**Aim of the exercise:**
Looking through the listing, how many of its lines hold the word "true"? Answer with only the number.

**Records for processing:**
-=-=-=-=-
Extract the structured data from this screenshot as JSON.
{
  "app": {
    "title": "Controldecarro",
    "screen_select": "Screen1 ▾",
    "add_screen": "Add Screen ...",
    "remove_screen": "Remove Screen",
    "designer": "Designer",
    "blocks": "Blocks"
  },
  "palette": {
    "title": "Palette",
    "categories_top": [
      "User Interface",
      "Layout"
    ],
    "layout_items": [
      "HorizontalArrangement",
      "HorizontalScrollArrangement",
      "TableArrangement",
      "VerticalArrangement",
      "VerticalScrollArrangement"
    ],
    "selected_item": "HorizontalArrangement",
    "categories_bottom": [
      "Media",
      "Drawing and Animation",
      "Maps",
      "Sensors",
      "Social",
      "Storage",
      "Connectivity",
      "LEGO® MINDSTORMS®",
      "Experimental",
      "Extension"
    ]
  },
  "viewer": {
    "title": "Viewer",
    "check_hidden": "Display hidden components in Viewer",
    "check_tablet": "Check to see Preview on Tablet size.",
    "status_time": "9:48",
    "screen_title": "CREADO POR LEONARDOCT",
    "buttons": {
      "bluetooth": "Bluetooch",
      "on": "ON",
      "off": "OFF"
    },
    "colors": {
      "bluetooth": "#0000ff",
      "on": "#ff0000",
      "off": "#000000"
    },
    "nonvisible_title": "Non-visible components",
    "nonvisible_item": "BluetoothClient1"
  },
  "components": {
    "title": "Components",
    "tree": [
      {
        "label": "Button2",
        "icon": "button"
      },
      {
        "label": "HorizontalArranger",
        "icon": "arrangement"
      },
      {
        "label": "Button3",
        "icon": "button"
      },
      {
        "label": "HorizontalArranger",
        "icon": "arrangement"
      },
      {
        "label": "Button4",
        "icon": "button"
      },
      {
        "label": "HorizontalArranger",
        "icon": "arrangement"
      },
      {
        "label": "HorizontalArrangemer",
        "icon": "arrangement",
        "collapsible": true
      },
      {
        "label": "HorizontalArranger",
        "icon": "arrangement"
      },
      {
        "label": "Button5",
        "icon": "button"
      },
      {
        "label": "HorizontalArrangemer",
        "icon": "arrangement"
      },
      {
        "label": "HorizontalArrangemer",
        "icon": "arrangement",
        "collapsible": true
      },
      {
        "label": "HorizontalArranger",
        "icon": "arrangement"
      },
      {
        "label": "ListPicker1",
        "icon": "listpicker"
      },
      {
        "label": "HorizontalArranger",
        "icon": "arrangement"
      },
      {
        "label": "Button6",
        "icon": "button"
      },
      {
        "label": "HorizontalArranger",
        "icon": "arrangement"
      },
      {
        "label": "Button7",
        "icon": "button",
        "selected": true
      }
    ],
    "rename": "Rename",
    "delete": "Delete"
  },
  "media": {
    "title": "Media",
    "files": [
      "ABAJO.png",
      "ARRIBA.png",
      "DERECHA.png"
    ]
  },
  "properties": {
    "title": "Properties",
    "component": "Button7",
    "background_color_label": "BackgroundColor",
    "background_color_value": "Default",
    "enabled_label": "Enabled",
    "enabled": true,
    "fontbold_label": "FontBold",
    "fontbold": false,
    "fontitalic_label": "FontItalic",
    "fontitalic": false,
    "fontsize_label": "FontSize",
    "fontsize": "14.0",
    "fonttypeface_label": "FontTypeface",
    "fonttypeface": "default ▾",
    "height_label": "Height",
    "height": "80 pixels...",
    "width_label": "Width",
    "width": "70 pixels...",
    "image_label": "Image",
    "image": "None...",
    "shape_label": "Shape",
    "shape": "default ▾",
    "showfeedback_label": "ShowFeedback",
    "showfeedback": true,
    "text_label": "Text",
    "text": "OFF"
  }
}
-=-=-=-=-
**Answer:**
5